# Start of Records to process

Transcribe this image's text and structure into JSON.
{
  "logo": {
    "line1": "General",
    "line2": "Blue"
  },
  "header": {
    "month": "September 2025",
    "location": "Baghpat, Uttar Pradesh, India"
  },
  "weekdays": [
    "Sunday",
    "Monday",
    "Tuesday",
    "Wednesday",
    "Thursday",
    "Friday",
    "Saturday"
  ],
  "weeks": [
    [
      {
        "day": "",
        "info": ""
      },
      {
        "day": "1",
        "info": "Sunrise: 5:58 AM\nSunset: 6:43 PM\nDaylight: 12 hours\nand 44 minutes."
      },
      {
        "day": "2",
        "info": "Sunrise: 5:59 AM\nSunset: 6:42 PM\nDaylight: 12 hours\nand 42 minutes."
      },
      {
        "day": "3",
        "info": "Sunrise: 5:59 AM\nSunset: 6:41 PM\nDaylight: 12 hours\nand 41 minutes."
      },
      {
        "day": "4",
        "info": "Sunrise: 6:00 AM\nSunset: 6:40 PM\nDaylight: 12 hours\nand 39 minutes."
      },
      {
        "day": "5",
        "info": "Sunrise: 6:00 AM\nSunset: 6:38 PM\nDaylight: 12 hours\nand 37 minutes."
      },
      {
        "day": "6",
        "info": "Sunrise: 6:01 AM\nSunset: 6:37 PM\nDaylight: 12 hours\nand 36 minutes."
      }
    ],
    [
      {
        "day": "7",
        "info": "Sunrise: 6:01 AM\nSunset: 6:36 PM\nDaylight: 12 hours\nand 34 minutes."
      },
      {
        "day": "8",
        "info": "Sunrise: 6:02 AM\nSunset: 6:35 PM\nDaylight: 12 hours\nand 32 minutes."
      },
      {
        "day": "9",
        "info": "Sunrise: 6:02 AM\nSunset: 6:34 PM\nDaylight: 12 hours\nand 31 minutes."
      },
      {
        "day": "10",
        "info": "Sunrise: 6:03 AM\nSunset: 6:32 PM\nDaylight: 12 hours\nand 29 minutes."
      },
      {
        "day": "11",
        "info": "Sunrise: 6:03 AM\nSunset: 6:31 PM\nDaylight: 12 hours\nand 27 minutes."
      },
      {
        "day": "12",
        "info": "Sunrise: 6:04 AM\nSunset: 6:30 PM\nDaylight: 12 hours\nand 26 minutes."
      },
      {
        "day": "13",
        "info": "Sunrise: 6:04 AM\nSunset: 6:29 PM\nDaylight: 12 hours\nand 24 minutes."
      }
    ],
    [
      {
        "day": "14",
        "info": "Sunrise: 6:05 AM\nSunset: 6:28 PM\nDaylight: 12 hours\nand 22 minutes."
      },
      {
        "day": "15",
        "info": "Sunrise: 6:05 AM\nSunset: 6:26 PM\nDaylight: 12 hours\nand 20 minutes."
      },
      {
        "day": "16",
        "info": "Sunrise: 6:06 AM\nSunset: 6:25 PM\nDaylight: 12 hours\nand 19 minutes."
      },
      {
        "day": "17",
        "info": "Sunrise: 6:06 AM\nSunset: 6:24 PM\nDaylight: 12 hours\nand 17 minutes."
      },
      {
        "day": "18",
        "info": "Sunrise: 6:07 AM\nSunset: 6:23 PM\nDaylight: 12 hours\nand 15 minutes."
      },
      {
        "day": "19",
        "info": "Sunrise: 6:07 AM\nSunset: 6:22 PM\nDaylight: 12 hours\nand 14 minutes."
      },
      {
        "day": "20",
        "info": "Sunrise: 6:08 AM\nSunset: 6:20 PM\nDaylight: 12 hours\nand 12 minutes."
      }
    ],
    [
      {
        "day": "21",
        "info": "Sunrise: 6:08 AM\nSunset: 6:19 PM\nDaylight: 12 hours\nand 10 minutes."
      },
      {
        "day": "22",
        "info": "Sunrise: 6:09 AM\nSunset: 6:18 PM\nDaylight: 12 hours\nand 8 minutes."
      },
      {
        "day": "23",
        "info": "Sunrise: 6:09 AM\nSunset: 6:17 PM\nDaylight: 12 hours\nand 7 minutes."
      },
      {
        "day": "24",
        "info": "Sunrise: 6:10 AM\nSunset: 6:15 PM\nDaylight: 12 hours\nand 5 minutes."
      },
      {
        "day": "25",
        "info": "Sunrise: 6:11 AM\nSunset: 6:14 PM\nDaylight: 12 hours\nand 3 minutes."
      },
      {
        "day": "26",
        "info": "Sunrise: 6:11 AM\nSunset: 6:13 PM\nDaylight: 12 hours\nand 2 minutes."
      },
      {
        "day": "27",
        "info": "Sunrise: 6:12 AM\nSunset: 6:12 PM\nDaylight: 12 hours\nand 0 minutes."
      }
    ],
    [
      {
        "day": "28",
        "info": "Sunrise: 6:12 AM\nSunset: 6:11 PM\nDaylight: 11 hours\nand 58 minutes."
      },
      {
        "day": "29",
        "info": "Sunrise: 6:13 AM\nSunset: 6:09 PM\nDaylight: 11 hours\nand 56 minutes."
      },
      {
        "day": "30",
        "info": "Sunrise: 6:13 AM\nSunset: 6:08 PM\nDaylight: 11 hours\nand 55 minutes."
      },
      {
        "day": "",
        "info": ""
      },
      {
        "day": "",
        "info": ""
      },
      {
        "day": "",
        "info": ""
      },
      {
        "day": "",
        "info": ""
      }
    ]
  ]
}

# End of Records to process

■ To be done
Repeat every entry word for word.

■ Answer in full
Transcribe this image's text and structure into JSON.
{
  "logo": {
    "line1": "General",
    "line2": "Blue"
  },
  "header": {
    "month": "September 2025",
    "location": "Baghpat, Uttar Pradesh, India"
  },
  "weekdays": [
    "Sunday",
    "Monday",
    "Tuesday",
    "Wednesday",
    "Thursday",
    "Friday",
    "Saturday"
  ],
  "weeks": [
    [
      {
        "day": "",
        "info": ""
      },
      {
        "day": "1",
        "info": "Sunrise: 5:58 AM\nSunset: 6:43 PM\nDaylight: 12 hours\nand 44 minutes."
      },
      {
        "day": "2",
        "info": "Sunrise: 5:59 AM\nSunset: 6:42 PM\nDaylight: 12 hours\nand 42 minutes."
      },
      {
        "day": "3",
        "info": "Sunrise: 5:59 AM\nSunset: 6:41 PM\nDaylight: 12 hours\nand 41 minutes."
      },
      {
        "day": "4",
        "info": "Sunrise: 6:00 AM\nSunset: 6:40 PM\nDaylight: 12 hours\nand 39 minutes."
      },
      {
        "day": "5",
        "info": "Sunrise: 6:00 AM\nSunset: 6:38 PM\nDaylight: 12 hours\nand 37 minutes."
      },
      {
        "day": "6",
        "info": "Sunrise: 6:01 AM\nSunset: 6:37 PM\nDaylight: 12 hours\nand 36 minutes."
      }
    ],
    [
      {
        "day": "7",
        "info": "Sunrise: 6:01 AM\nSunset: 6:36 PM\nDaylight: 12 hours\nand 34 minutes."
      },
      {
        "day": "8",
        "info": "Sunrise: 6:02 AM\nSunset: 6:35 PM\nDaylight: 12 hours\nand 32 minutes."
      },
      {
        "day": "9",
        "info": "Sunrise: 6:02 AM\nSunset: 6:34 PM\nDaylight: 12 hours\nand 31 minutes."
      },
      {
        "day": "10",
        "info": "Sunrise: 6:03 AM\nSunset: 6:32 PM\nDaylight: 12 hours\nand 29 minutes."
      },
      {
        "day": "11",
        "info": "Sunrise: 6:03 AM\nSunset: 6:31 PM\nDaylight: 12 hours\nand 27 minutes."
      },
      {
        "day": "12",
        "info": "Sunrise: 6:04 AM\nSunset: 6:30 PM\nDaylight: 12 hours\nand 26 minutes."
      },
      {
        "day": "13",
        "info": "Sunrise: 6:04 AM\nSunset: 6:29 PM\nDaylight: 12 hours\nand 24 minutes."
      }
    ],
    [
      {
        "day": "14",
        "info": "Sunrise: 6:05 AM\nSunset: 6:28 PM\nDaylight: 12 hours\nand 22 minutes."
      },
      {
        "day": "15",
        "info": "Sunrise: 6:05 AM\nSunset: 6:26 PM\nDaylight: 12 hours\nand 20 minutes."
      },
      {
        "day": "16",
        "info": "Sunrise: 6:06 AM\nSunset: 6:25 PM\nDaylight: 12 hours\nand 19 minutes."
      },
      {
        "day": "17",
        "info": "Sunrise: 6:06 AM\nSunset: 6:24 PM\nDaylight: 12 hours\nand 17 minutes."
      },
      {
        "day": "18",
        "info": "Sunrise: 6:07 AM\nSunset: 6:23 PM\nDaylight: 12 hours\nand 15 minutes."
      },
      {
        "day": "19",
        "info": "Sunrise: 6:07 AM\nSunset: 6:22 PM\nDaylight: 12 hours\nand 14 minutes."
      },
      {
        "day": "20",
        "info": "Sunrise: 6:08 AM\nSunset: 6:20 PM\nDaylight: 12 hours\nand 12 minutes."
      }
    ],
    [
      {
        "day": "21",
        "info": "Sunrise: 6:08 AM\nSunset: 6:19 PM\nDaylight: 12 hours\nand 10 minutes."
      },
      {
        "day": "22",
        "info": "Sunrise: 6:09 AM\nSunset: 6:18 PM\nDaylight: 12 hours\nand 8 minutes."
      },
      {
        "day": "23",
        "info": "Sunrise: 6:09 AM\nSunset: 6:17 PM\nDaylight: 12 hours\nand 7 minutes."
      },
      {
        "day": "24",
        "info": "Sunrise: 6:10 AM\nSunset: 6:15 PM\nDaylight: 12 hours\nand 5 minutes."
      },
      {
        "day": "25",
        "info": "Sunrise: 6:11 AM\nSunset: 6:14 PM\nDaylight: 12 hours\nand 3 minutes."
      },
      {
        "day": "26",
        "info": "Sunrise: 6:11 AM\nSunset: 6:13 PM\nDaylight: 12 hours\nand 2 minutes."
      },
      {
        "day": "27",
        "info": "Sunrise: 6:12 AM\nSunset: 6:12 PM\nDaylight: 12 hours\nand 0 minutes."
      }
    ],
    [
      {
        "day": "28",
        "info": "Sunrise: 6:12 AM\nSunset: 6:11 PM\nDaylight: 11 hours\nand 58 minutes."
      },
      {
        "day": "29",
        "info": "Sunrise: 6:13 AM\nSunset: 6:09 PM\nDaylight: 11 hours\nand 56 minutes."
      },
      {
        "day": "30",
        "info": "Sunrise: 6:13 AM\nSunset: 6:08 PM\nDaylight: 11 hours\nand 55 minutes."
      },
      {
        "day": "",
        "info": ""
      },
      {
        "day": "",
        "info": ""
      },
      {
        "day": "",
        "info": ""
      },
      {
        "day": "",
        "info": ""
      }
    ]
  ]
}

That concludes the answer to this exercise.